## To do
Update the rows from the start through the line containing "234, 84, 266]" by replacing "option-label" with "choice-label" and leaving everything else unchanged.

## Element region listings

* * *

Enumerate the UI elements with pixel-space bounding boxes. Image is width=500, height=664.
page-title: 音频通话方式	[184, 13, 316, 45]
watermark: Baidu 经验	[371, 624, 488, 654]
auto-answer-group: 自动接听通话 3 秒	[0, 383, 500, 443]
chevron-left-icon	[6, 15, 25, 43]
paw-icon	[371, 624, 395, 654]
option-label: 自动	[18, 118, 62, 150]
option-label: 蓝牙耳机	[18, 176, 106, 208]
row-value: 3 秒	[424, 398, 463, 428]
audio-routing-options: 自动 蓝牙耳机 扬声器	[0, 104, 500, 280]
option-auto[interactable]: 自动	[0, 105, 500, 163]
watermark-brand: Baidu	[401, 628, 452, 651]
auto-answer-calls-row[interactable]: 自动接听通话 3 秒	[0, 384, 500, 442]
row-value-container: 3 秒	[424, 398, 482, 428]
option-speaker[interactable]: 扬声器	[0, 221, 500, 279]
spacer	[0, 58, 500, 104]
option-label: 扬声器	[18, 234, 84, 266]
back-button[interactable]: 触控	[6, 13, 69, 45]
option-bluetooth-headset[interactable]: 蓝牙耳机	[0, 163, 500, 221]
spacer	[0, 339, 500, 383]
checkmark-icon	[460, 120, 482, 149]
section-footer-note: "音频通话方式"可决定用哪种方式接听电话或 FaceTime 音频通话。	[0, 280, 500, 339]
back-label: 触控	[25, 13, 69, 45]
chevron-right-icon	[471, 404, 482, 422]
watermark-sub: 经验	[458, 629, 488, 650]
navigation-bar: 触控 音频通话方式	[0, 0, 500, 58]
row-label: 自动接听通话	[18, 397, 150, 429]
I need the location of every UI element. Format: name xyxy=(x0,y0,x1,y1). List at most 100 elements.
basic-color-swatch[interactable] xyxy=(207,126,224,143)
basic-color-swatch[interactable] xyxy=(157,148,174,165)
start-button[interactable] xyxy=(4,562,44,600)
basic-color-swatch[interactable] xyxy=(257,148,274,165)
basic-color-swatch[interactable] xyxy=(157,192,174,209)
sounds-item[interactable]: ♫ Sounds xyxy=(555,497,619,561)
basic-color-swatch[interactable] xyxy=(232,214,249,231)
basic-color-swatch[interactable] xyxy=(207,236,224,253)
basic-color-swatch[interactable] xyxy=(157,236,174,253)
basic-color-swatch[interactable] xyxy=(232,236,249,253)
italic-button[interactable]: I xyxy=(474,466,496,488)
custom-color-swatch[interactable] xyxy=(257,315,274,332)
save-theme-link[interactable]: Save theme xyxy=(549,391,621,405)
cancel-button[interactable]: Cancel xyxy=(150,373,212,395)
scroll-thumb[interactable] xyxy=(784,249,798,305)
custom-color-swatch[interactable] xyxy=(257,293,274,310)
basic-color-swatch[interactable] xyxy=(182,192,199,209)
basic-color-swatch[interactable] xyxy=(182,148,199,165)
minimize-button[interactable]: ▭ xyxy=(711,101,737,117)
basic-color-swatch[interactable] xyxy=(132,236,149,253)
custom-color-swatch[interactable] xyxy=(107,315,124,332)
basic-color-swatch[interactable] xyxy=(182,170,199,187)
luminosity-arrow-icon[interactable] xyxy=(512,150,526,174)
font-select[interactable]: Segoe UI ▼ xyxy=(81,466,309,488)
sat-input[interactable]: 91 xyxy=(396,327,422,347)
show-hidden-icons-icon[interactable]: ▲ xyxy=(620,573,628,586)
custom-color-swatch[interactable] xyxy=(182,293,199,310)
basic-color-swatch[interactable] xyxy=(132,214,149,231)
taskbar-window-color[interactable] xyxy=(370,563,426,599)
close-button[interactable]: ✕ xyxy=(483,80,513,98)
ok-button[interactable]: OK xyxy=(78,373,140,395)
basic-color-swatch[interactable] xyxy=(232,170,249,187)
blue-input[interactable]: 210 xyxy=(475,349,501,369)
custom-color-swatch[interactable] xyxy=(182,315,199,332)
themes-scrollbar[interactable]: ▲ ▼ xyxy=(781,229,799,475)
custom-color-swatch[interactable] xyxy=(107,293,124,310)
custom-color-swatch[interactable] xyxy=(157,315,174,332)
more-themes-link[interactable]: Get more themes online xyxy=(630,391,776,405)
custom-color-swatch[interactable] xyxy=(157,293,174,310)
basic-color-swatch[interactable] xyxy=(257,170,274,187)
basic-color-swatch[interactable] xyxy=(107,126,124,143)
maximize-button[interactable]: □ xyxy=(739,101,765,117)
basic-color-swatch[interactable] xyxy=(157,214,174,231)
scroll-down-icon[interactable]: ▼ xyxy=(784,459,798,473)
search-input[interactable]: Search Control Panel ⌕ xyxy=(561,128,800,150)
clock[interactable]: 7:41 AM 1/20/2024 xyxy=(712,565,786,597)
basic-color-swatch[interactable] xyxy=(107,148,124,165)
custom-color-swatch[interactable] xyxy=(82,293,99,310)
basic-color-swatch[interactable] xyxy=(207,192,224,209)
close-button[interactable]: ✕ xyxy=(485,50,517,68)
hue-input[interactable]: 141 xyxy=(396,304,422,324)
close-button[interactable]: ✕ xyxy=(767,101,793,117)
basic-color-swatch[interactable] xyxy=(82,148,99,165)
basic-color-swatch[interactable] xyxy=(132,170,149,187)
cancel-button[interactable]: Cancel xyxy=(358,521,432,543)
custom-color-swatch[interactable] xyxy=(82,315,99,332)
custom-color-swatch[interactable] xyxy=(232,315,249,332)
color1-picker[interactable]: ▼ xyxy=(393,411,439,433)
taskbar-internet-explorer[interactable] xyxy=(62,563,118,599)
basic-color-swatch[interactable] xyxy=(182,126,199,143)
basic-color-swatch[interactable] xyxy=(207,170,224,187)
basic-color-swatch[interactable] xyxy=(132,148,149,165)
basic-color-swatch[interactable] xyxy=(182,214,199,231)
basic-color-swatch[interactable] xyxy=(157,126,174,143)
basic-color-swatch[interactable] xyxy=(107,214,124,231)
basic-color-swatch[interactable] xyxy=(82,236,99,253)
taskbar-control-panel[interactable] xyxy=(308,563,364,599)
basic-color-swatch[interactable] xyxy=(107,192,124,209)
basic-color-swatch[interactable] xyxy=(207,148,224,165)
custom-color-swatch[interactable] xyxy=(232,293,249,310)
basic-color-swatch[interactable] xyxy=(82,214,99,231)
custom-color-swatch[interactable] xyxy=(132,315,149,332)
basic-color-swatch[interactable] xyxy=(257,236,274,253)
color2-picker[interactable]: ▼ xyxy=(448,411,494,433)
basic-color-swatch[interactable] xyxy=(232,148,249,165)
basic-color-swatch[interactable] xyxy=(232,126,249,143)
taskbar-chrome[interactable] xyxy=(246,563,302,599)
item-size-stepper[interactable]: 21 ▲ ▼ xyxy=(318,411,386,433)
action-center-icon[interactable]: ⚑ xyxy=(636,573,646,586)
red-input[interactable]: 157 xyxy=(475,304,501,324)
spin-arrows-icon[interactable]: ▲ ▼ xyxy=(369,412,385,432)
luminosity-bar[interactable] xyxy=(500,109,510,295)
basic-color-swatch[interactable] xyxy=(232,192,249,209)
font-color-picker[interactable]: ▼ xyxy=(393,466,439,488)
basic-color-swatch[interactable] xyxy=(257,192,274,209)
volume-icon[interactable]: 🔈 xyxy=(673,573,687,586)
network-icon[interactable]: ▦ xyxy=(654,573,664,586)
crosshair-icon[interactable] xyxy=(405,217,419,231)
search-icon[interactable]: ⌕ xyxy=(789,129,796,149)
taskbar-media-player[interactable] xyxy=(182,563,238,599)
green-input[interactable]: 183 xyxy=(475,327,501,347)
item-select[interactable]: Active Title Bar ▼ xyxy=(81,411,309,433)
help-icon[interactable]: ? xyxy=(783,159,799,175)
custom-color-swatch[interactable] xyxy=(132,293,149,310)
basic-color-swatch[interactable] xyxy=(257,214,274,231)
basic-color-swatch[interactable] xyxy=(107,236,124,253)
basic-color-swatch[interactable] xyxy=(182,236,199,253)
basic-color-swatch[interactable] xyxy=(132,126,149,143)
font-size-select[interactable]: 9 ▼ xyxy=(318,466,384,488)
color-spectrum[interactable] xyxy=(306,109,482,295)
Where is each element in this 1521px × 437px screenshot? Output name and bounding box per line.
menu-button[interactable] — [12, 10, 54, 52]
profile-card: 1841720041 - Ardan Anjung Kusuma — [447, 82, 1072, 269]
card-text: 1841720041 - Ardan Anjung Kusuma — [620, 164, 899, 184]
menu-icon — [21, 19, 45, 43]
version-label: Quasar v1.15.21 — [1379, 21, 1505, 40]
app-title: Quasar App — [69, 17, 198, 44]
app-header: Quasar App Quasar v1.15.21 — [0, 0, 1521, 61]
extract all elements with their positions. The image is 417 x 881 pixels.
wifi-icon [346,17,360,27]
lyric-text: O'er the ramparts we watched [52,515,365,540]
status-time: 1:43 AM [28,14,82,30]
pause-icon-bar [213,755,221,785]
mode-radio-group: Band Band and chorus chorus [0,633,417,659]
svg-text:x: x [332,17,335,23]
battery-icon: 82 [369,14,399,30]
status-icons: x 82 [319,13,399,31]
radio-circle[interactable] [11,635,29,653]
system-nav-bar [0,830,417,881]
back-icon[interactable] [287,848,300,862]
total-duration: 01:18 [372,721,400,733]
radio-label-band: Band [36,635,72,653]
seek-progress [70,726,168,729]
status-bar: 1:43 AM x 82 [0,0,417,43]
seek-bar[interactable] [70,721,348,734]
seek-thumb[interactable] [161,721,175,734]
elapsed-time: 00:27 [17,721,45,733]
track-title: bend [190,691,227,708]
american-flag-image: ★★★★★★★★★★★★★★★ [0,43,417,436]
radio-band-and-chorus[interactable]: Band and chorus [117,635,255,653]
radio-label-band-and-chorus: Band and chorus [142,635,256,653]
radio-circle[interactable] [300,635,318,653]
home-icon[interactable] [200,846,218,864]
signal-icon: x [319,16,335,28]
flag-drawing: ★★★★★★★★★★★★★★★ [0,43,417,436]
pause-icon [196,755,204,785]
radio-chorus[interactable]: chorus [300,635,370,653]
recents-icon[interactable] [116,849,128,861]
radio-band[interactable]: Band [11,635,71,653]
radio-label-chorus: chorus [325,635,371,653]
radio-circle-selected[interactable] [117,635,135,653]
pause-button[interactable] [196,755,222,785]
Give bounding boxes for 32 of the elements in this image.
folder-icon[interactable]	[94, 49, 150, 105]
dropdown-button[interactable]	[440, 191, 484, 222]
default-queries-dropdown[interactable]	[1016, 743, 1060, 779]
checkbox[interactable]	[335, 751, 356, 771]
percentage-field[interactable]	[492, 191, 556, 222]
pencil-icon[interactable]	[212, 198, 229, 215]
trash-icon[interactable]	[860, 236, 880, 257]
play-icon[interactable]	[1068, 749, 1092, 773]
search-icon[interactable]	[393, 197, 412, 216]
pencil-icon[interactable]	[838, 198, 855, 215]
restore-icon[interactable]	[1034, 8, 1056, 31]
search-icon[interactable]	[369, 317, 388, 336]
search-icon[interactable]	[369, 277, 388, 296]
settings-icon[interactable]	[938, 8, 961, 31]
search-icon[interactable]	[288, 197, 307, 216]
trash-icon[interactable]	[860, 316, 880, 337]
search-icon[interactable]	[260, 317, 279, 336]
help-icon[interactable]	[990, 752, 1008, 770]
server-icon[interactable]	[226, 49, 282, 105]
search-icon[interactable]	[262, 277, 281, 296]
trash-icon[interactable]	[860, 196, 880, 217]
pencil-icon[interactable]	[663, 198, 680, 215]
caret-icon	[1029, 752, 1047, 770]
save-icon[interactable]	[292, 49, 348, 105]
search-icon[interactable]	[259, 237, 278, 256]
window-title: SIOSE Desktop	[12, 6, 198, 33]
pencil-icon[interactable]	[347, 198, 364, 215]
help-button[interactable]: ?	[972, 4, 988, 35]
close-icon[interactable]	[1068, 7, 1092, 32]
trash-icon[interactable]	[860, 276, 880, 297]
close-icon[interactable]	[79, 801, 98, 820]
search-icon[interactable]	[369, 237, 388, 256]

* * *

## Written solution
Enumerate the UI elements with pixel-space bounding boxes. Image is width=500, height=664.
page-title: 音频通话方式	[184, 13, 316, 45]
watermark: Baidu 经验	[371, 624, 488, 654]
auto-answer-group: 自动接听通话 3 秒	[0, 383, 500, 443]
chevron-left-icon	[6, 15, 25, 43]
paw-icon	[371, 624, 395, 654]
choice-label: 自动	[18, 118, 62, 150]
choice-label: 蓝牙耳机	[18, 176, 106, 208]
row-value: 3 秒	[424, 398, 463, 428]
audio-routing-options: 自动 蓝牙耳机 扬声器	[0, 104, 500, 280]
option-auto[interactable]: 自动	[0, 105, 500, 163]
watermark-brand: Baidu	[401, 628, 452, 651]
auto-answer-calls-row[interactable]: 自动接听通话 3 秒	[0, 384, 500, 442]
row-value-container: 3 秒	[424, 398, 482, 428]
option-speaker[interactable]: 扬声器	[0, 221, 500, 279]
spacer	[0, 58, 500, 104]
choice-label: 扬声器	[18, 234, 84, 266]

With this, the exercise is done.